▶ Excerpt to read:
↓

Hello, I’m Melissa Raphael, Professor of Jewish Theology here at the University of Gloucestershire.  I also teach Modern Jewish Thought to rabbinical ordinands in London and am an editor of the Oxford Encyclopedia for Religion and the Arts, with responsibility for Jewish visual art.

My main areas of research and teaching are modern and contemporary Jewish theology, feminist perspectives on theology and religion; art and religion, and the sacred/profane distinction in Western religion.
When I’m not teaching, I write the articles and books that inform many of the modules I’m responsible for here at the University and which contribute to international academic debate:
These are some of my publications: Rudolf Otto and the Concept of Holiness (Oxford University Press, 1997); Thealogy and Embodiment: The Post-Patriarchal Reconstruction of Female Sacrality(Sheffield Academic Press, 1996); Introducing Thealogy: Discourse on the Goddess (Sheffield Academic Press: 1999); The Female Face of God in Auschwitz:A Jewish Feminist Theology of the Holocaust(Routledge, 2003), shortlisted for the Koret Jewish Book Award in 2004 and the subject of an American Academy of Religion panel session in 2009, and Judaism and the Visual Image: A Jewish Theology of Art (Continuum, 2009). I’m currently working on a new book on gender and idolatry
I don’t only lecture at the University of Gloucestershire.  One of the things I enjoy most about my job is that guest lecturing has taken me all over the world, from Seoul to Wisconsin…Some of these guest lectures have included the 2008 Sherman Lectures in Jewish Studies at the University of Manchester, and the 2008 Granville-Goodspeed Lecture in Theology at Denison University, Ohio.  In 2011 I was the Hussey Lecturer in the Church and the Arts at the University of Oxford and in October 2012 I contributed to the celebration of the fifth anniversary of the issuing of A Common Word, a historic interfaith initiative of Prince Ghazi Bin Muhammad of Jordan, with a lecture on the nature of love in Judaism, at Regent’s Park College, Oxford.

↑

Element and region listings

↓

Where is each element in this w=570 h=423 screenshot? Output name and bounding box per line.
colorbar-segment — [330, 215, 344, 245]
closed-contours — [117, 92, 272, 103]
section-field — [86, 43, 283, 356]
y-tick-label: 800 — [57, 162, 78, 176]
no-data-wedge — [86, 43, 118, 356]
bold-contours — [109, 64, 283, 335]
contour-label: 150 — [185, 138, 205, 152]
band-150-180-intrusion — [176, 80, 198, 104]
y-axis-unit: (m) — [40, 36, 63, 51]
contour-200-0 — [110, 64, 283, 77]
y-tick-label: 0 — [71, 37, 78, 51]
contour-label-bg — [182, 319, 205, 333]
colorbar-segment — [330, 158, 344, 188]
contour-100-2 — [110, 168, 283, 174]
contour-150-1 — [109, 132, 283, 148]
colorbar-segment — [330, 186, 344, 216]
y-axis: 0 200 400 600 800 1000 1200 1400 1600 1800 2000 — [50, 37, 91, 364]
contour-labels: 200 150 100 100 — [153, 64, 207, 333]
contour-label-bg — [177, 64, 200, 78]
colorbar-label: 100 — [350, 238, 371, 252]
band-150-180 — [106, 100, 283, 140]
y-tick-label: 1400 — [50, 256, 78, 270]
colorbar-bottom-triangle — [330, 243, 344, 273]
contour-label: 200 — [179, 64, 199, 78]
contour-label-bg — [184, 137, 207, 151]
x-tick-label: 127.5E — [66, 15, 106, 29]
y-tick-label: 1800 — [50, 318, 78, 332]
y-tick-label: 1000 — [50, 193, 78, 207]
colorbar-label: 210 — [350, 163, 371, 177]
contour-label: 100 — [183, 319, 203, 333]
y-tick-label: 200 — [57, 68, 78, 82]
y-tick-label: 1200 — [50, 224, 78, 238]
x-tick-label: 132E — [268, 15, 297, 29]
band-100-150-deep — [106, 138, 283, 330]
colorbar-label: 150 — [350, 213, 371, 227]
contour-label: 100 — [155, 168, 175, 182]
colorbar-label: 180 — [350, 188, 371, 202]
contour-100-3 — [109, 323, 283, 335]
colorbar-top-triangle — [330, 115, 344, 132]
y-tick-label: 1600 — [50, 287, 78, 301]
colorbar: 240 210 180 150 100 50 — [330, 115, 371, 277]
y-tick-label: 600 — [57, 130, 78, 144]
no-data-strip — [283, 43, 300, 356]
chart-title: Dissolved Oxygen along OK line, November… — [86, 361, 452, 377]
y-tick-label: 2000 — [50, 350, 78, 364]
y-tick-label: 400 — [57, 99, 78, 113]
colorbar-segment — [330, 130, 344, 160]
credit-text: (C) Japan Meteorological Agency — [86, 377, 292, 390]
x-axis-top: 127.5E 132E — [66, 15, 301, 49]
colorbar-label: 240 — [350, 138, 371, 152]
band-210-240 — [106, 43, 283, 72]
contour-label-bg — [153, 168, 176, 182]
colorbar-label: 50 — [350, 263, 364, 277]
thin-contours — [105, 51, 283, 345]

↑

▶ Task to carry out:
In the faculty introduction, why does the speaker count guest lecturing among the best parts of the job?

▶ Correct result:
Guest lecturing is one of the things the speaker enjoys most because it has taken the speaker all over the world, from Seoul to Wisconsin.